| DIRECTIVE |
Go through the entries and transcribe each one exactly, dropping the pictures.

| STORED ROWS |
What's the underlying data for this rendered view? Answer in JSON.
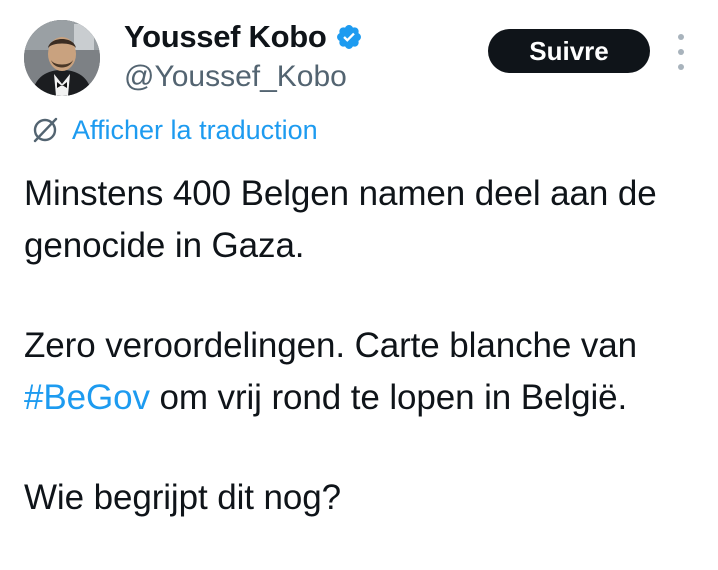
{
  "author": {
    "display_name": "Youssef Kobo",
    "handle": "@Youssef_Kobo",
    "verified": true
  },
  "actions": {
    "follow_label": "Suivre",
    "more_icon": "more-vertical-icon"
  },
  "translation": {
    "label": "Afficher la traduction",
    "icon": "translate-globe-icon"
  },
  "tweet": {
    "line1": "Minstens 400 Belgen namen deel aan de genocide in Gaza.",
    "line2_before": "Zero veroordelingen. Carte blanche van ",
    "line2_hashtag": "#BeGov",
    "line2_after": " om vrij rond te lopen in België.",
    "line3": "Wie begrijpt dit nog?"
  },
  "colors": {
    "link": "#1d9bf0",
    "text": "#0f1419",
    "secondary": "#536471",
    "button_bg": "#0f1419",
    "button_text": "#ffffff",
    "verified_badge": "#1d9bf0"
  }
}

| EXERCISE RESPONSE |
What's the underlying data for this rendered view? Answer in JSON.
{
  "author": {
    "display_name": "Youssef Kobo",
    "handle": "@Youssef_Kobo",
    "verified": true
  },
  "actions": {
    "follow_label": "Suivre",
    "more_icon": "more-vertical-icon"
  },
  "translation": {
    "label": "Afficher la traduction",
    "icon": "translate-globe-icon"
  },
  "tweet": {
    "line1": "Minstens 400 Belgen namen deel aan de genocide in Gaza.",
    "line2_before": "Zero veroordelingen. Carte blanche van ",
    "line2_hashtag": "#BeGov",
    "line2_after": " om vrij rond te lopen in België.",
    "line3": "Wie begrijpt dit nog?"
  },
  "colors": {
    "link": "#1d9bf0",
    "text": "#0f1419",
    "secondary": "#536471",
    "button_bg": "#0f1419",
    "button_text": "#ffffff",
    "verified_badge": "#1d9bf0"
  }
}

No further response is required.